# Start of RECORD LIST

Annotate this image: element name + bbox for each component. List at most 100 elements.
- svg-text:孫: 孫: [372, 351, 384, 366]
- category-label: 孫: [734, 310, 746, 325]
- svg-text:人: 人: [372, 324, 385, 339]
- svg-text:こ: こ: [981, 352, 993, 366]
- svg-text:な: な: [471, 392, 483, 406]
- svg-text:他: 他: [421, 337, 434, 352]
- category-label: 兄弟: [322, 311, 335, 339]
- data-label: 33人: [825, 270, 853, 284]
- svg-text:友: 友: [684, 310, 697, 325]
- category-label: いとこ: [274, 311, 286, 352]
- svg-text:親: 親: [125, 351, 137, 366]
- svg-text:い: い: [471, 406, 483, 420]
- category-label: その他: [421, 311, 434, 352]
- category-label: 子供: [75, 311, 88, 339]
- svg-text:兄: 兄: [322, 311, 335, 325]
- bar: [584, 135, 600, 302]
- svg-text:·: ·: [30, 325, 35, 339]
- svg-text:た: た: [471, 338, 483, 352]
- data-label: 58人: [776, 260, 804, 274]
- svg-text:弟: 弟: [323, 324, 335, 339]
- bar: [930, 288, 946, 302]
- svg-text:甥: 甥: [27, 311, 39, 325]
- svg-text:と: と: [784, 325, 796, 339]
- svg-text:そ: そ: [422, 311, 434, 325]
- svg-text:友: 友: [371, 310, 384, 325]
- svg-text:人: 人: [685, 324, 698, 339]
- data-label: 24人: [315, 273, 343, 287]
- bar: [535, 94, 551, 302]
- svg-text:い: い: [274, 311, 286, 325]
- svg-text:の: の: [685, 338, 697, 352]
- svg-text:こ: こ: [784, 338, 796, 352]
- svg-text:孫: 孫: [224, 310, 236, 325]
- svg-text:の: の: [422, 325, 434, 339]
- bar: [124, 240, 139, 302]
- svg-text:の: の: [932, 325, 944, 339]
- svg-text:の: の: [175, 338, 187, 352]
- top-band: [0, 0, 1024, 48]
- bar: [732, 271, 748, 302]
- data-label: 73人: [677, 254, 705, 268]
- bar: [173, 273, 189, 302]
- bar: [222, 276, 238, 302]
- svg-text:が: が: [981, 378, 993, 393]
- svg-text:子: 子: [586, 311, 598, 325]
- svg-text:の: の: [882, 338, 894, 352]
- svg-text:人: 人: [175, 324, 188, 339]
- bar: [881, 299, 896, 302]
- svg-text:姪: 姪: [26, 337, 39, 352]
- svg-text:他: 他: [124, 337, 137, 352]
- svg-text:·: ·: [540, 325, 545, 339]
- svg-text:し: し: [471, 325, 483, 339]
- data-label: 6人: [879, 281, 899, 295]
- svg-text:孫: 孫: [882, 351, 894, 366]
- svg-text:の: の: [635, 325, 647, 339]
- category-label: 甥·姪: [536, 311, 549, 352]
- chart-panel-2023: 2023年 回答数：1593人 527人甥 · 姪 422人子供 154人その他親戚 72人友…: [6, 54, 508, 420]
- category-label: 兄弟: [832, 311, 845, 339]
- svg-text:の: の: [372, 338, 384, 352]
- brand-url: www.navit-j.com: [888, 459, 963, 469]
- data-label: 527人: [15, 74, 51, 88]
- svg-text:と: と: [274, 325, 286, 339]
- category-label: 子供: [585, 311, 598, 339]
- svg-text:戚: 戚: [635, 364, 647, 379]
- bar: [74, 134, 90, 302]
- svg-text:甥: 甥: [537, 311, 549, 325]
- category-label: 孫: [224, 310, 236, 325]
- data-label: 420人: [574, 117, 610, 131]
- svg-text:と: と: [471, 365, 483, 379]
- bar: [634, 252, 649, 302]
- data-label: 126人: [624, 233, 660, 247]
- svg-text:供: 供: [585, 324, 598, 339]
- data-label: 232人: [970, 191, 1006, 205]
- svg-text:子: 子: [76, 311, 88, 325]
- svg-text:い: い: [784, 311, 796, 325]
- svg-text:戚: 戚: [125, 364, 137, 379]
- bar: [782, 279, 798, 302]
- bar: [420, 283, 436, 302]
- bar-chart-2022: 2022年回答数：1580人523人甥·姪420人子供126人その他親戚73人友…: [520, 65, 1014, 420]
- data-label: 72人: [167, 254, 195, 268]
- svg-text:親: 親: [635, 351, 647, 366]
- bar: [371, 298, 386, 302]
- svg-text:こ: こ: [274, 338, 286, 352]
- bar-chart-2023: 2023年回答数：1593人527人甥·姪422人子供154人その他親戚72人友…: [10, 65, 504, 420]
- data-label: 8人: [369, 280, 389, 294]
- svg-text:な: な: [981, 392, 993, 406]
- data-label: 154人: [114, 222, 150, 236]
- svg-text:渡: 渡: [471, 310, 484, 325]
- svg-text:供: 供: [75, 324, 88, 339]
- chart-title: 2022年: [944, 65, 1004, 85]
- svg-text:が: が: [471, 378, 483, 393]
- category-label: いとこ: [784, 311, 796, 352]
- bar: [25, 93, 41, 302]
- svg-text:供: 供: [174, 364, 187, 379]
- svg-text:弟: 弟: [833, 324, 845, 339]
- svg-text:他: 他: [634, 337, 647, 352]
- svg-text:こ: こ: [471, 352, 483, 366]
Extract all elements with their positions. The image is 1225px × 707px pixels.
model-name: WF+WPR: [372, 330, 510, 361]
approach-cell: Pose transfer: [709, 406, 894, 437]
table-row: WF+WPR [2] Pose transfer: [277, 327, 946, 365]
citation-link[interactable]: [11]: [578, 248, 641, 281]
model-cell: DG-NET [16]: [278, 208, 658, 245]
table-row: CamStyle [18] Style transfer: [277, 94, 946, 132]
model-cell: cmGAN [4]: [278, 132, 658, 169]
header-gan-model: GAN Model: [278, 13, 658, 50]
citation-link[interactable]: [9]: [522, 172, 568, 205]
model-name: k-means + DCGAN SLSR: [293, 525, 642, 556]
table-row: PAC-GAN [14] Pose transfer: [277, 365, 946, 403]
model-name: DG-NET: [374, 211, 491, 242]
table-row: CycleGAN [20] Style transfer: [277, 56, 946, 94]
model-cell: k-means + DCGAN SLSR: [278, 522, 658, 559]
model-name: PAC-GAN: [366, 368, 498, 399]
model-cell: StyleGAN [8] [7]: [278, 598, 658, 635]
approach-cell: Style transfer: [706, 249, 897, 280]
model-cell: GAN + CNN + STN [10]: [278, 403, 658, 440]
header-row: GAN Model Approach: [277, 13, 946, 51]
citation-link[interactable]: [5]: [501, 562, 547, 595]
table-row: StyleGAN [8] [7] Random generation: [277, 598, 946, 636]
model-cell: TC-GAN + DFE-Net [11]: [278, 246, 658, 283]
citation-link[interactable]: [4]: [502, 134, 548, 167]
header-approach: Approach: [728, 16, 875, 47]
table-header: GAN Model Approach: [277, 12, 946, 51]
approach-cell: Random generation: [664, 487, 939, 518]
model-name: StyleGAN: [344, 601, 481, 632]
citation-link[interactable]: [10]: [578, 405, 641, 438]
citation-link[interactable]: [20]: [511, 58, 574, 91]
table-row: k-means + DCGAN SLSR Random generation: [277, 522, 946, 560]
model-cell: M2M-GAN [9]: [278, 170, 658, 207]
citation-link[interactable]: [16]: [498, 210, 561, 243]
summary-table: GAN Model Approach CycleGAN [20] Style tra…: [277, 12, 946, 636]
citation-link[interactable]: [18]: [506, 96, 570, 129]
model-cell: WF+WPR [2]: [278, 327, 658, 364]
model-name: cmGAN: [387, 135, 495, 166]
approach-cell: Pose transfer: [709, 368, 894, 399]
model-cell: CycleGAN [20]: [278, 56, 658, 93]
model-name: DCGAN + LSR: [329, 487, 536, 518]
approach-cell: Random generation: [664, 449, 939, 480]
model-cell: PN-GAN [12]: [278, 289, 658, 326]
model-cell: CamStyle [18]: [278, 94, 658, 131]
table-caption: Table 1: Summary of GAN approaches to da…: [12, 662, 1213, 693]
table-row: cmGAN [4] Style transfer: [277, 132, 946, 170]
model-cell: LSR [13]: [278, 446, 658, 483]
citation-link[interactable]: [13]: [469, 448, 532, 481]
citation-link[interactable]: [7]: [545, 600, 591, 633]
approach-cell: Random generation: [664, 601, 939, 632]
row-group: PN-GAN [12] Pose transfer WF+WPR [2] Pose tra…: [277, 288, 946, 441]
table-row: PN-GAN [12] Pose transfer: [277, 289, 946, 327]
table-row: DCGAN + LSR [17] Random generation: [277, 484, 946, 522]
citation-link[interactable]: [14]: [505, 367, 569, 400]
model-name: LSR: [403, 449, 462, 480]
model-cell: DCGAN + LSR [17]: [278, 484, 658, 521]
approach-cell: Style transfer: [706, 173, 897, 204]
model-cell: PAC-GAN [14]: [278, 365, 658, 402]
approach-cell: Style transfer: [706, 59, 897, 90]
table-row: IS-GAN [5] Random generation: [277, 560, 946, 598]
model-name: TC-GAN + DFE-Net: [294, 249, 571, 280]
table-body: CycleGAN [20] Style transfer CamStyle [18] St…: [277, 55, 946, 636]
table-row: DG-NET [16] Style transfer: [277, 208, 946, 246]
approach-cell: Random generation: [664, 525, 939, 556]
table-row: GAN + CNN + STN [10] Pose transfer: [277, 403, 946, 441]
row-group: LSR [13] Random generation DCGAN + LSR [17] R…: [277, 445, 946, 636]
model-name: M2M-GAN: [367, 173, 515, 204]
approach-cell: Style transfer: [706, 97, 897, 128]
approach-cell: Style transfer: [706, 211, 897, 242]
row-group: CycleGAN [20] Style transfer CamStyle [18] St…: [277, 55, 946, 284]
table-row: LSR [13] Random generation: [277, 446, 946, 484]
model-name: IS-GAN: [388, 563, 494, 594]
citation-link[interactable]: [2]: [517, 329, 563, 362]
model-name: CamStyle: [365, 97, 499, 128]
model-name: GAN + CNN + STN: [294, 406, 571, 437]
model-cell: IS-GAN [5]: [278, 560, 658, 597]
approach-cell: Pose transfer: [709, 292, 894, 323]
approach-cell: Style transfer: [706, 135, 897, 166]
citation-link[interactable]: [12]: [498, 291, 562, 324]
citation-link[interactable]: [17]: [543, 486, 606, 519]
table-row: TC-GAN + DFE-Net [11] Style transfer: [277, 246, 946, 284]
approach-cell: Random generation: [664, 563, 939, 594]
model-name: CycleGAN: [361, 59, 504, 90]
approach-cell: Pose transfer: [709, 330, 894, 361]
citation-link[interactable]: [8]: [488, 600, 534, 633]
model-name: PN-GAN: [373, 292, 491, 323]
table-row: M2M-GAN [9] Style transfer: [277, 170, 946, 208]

# End of RECORD LIST

- [TASK PROMPT]
Starting with the first line of the rows and going on through the line with "- svg-text:な: な: [471, 392, 483, 406]", render those lines as a numbered list, leaving out any blank lines.

- [TASK SOLUTION]
1. Annotate this image: element name + bbox for each component. List at most 100 elements.
2. - svg-text:孫: 孫: [372, 351, 384, 366]
3. - category-label: 孫: [734, 310, 746, 325]
4. - svg-text:人: 人: [372, 324, 385, 339]
5. - svg-text:こ: こ: [981, 352, 993, 366]
6. - svg-text:な: な: [471, 392, 483, 406]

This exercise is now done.